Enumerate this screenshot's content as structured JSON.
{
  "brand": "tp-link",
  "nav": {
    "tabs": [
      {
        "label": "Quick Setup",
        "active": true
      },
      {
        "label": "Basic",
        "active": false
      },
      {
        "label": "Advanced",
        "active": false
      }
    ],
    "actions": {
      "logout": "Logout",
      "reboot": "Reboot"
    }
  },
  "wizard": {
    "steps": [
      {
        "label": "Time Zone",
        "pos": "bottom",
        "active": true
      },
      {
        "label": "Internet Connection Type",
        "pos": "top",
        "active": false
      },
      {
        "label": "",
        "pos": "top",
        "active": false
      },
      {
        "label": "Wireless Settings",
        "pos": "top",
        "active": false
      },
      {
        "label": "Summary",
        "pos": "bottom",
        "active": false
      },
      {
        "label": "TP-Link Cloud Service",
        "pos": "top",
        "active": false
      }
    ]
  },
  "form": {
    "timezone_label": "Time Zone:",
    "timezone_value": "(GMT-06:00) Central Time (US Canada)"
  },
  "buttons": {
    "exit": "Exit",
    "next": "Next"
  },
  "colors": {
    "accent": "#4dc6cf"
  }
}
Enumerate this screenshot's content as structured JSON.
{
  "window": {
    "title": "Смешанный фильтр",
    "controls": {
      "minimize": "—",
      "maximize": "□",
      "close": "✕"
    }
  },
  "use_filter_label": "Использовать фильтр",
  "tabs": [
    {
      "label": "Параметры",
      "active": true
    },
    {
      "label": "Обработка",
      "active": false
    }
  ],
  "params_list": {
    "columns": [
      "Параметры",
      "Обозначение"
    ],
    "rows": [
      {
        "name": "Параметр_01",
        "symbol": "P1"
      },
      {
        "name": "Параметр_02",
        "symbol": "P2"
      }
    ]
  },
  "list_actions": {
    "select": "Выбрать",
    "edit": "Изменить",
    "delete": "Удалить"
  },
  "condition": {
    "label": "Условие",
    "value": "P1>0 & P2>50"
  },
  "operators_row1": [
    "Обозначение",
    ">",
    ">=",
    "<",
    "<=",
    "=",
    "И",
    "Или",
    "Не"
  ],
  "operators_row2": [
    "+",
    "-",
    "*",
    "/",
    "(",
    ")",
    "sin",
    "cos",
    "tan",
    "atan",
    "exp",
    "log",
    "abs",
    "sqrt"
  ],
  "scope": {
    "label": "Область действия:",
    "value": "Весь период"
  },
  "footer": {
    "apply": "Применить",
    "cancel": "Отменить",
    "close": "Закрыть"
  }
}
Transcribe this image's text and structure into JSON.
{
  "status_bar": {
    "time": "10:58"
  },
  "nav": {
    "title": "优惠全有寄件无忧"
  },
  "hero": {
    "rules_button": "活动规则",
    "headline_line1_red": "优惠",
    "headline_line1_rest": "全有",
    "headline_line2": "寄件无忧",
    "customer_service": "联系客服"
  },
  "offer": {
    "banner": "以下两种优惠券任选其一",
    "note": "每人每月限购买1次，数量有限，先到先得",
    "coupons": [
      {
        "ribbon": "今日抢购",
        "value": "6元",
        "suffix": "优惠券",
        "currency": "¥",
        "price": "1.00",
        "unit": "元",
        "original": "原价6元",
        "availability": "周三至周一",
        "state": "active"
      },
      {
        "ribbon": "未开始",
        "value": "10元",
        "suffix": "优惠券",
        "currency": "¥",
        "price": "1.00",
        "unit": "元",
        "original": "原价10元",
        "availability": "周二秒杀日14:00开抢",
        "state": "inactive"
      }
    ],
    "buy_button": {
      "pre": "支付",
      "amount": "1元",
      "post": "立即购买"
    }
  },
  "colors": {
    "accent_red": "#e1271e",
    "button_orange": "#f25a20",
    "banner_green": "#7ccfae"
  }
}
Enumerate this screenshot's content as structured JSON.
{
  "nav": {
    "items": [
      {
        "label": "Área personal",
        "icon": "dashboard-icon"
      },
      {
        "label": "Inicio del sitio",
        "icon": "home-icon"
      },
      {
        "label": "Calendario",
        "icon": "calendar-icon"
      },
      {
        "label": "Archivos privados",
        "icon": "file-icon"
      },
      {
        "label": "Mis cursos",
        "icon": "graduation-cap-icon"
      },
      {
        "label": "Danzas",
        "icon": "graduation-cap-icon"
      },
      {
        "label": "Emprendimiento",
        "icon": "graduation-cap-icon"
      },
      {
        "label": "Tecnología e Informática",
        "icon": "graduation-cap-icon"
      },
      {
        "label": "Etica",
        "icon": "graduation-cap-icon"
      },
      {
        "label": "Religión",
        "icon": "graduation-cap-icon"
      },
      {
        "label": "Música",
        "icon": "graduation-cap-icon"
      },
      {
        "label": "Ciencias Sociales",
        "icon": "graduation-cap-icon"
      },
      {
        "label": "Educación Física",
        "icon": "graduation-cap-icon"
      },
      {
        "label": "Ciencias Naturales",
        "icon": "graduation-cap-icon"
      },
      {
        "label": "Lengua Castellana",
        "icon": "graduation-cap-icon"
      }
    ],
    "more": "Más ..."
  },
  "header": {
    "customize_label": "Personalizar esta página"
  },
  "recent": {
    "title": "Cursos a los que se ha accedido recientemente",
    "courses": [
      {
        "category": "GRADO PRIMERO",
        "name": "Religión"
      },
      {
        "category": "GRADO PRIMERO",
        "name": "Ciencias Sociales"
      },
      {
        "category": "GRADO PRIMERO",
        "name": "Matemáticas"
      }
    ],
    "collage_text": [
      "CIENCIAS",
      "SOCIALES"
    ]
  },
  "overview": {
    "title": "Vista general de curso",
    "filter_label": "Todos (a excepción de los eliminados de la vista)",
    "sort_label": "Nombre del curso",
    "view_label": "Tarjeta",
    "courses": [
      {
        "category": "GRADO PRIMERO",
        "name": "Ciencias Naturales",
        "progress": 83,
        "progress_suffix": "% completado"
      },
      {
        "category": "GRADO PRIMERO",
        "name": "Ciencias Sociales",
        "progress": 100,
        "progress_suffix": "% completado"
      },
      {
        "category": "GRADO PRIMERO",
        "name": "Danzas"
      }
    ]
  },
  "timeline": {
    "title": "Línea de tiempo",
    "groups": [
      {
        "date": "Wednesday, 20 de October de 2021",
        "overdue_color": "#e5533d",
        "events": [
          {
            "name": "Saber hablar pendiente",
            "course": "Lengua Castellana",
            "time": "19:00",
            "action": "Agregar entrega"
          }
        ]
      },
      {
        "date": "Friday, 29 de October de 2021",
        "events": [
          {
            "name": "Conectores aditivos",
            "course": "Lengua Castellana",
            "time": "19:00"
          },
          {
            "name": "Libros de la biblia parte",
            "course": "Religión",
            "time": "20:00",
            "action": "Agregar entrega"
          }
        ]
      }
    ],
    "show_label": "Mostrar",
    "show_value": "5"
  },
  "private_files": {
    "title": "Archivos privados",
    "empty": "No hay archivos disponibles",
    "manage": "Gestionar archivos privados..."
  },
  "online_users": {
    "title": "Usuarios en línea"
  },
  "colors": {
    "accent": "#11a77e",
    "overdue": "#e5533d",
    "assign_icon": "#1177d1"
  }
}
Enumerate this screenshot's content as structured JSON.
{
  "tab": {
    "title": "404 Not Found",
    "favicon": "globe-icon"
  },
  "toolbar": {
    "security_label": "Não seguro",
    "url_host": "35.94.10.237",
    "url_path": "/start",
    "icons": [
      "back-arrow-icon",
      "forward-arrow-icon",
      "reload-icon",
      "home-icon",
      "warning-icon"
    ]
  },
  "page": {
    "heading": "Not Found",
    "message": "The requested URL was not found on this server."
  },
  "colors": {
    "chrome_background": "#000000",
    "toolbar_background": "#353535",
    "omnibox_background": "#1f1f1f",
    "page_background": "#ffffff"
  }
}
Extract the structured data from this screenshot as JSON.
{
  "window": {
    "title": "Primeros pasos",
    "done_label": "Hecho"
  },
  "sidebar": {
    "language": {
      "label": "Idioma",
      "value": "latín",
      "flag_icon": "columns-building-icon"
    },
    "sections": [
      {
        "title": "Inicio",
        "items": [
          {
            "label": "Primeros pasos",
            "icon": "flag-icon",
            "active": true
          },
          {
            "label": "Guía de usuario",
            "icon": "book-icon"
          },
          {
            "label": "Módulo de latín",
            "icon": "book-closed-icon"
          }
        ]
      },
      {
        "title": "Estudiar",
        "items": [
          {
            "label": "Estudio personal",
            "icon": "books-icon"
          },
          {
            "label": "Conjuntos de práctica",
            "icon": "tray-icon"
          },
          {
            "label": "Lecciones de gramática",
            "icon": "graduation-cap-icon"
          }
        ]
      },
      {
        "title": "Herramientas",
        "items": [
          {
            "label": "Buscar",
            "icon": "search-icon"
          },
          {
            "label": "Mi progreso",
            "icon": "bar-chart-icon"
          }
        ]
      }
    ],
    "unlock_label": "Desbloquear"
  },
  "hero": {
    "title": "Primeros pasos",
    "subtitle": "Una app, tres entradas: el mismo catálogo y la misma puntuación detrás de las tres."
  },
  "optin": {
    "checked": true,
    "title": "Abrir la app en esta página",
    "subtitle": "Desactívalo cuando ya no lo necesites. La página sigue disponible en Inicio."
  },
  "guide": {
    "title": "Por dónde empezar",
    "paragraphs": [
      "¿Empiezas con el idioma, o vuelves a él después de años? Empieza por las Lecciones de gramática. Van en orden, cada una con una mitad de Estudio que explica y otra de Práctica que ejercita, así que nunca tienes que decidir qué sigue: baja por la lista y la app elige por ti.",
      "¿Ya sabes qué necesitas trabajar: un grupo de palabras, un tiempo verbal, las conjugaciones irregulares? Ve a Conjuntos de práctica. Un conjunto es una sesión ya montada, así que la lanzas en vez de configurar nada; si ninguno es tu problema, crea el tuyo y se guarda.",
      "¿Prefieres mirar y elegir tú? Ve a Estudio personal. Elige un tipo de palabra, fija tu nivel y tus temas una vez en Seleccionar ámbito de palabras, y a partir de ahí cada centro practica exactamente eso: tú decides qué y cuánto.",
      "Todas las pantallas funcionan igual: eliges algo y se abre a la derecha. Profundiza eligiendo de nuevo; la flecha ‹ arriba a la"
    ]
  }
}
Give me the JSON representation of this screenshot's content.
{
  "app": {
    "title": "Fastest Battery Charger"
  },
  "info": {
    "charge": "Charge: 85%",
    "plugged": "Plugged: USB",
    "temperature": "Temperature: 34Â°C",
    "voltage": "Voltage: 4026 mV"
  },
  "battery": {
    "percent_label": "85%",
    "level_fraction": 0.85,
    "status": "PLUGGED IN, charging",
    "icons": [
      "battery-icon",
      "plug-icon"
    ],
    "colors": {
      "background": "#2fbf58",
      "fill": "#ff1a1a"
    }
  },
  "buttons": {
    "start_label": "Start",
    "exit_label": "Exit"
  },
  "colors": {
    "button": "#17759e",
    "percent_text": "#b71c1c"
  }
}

• • • •

● WORK REQUIRED
Copy out each line in the preceding records that contains "October".

● REPLY
        "date": "Wednesday, 20 de October de 2021",
        "date": "Friday, 29 de October de 2021",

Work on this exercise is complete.